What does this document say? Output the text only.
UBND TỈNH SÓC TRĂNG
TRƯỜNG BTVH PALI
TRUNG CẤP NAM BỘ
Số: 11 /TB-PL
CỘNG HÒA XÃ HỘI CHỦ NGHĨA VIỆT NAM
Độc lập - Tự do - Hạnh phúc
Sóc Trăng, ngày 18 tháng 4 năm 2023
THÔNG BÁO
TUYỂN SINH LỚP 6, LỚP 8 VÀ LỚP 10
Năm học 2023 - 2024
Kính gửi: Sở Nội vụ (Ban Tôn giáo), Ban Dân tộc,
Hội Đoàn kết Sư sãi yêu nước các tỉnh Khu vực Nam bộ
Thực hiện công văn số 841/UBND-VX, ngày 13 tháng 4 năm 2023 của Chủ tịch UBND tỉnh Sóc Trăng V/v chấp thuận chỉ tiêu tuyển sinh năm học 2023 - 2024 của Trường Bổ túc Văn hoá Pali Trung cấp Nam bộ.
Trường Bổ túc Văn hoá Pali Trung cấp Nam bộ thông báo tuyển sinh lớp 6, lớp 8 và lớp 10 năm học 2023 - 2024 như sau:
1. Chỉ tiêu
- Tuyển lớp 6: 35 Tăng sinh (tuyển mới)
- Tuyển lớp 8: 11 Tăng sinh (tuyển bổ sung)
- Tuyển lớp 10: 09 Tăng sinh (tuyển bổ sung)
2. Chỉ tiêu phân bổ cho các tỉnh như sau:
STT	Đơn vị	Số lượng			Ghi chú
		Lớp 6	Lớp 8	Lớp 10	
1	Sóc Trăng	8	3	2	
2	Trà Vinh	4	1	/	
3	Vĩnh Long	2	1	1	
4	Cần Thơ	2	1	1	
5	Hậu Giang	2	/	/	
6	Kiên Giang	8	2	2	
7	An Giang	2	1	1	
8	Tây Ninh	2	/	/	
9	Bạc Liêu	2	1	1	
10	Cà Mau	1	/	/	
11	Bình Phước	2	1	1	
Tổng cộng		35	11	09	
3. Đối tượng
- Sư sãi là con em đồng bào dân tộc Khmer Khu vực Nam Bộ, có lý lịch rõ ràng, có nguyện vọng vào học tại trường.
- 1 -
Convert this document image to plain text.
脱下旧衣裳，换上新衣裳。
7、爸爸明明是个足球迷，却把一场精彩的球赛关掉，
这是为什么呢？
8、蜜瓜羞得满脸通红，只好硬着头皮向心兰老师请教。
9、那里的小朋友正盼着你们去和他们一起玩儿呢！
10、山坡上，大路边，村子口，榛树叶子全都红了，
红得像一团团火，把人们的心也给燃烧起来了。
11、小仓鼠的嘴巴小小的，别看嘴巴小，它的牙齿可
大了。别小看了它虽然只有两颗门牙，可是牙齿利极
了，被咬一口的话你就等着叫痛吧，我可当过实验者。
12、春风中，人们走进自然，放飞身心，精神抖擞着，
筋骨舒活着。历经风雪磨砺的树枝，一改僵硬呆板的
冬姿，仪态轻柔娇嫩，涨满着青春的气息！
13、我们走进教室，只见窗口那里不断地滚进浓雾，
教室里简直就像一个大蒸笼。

- [Stated task]:
List every line above that holds the word "Giang".

- [Result for this task]:
5	Hậu Giang	2	/	/	
6	Kiên Giang	8	2	2	
7	An Giang	2	1	1	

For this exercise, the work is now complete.